++++ Material ++++

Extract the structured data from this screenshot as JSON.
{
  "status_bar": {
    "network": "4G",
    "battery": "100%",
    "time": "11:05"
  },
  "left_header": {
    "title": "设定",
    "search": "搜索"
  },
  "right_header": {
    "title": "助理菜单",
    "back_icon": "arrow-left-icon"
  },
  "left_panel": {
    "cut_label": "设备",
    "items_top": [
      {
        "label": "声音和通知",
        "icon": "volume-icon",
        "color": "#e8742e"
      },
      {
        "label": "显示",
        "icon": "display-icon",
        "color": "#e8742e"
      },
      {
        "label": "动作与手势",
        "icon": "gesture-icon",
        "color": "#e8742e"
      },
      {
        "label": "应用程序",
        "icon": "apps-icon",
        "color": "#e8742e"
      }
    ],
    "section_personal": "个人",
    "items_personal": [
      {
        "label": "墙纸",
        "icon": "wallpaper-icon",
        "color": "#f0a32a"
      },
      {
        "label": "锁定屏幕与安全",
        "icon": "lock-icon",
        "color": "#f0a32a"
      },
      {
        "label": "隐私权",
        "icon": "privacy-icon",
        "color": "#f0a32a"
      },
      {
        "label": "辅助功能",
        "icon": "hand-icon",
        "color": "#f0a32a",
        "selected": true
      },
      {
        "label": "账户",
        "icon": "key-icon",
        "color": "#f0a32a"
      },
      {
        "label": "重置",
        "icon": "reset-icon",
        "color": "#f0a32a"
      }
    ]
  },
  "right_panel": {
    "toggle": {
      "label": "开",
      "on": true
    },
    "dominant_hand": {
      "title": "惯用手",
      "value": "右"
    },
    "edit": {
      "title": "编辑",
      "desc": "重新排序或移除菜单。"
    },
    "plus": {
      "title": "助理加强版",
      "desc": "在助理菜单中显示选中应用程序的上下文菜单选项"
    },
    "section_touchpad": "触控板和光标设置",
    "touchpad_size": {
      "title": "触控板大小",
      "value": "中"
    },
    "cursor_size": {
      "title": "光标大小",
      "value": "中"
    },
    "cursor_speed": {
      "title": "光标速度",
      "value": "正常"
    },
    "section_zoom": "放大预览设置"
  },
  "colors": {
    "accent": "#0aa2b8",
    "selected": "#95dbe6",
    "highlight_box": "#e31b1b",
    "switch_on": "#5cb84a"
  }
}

++++

▸ Task prompt
Write the data back out verbatim.

▸ Worked answer
Extract the structured data from this screenshot as JSON.
{
  "status_bar": {
    "network": "4G",
    "battery": "100%",
    "time": "11:05"
  },
  "left_header": {
    "title": "设定",
    "search": "搜索"
  },
  "right_header": {
    "title": "助理菜单",
    "back_icon": "arrow-left-icon"
  },
  "left_panel": {
    "cut_label": "设备",
    "items_top": [
      {
        "label": "声音和通知",
        "icon": "volume-icon",
        "color": "#e8742e"
      },
      {
        "label": "显示",
        "icon": "display-icon",
        "color": "#e8742e"
      },
      {
        "label": "动作与手势",
        "icon": "gesture-icon",
        "color": "#e8742e"
      },
      {
        "label": "应用程序",
        "icon": "apps-icon",
        "color": "#e8742e"
      }
    ],
    "section_personal": "个人",
    "items_personal": [
      {
        "label": "墙纸",
        "icon": "wallpaper-icon",
        "color": "#f0a32a"
      },
      {
        "label": "锁定屏幕与安全",
        "icon": "lock-icon",
        "color": "#f0a32a"
      },
      {
        "label": "隐私权",
        "icon": "privacy-icon",
        "color": "#f0a32a"
      },
      {
        "label": "辅助功能",
        "icon": "hand-icon",
        "color": "#f0a32a",
        "selected": true
      },
      {
        "label": "账户",
        "icon": "key-icon",
        "color": "#f0a32a"
      },
      {
        "label": "重置",
        "icon": "reset-icon",
        "color": "#f0a32a"
      }
    ]
  },
  "right_panel": {
    "toggle": {
      "label": "开",
      "on": true
    },
    "dominant_hand": {
      "title": "惯用手",
      "value": "右"
    },
    "edit": {
      "title": "编辑",
      "desc": "重新排序或移除菜单。"
    },
    "plus": {
      "title": "助理加强版",
      "desc": "在助理菜单中显示选中应用程序的上下文菜单选项"
    },
    "section_touchpad": "触控板和光标设置",
    "touchpad_size": {
      "title": "触控板大小",
      "value": "中"
    },
    "cursor_size": {
      "title": "光标大小",
      "value": "中"
    },
    "cursor_speed": {
      "title": "光标速度",
      "value": "正常"
    },
    "section_zoom": "放大预览设置"
  },
  "colors": {
    "accent": "#0aa2b8",
    "selected": "#95dbe6",
    "highlight_box": "#e31b1b",
    "switch_on": "#5cb84a"
  }
}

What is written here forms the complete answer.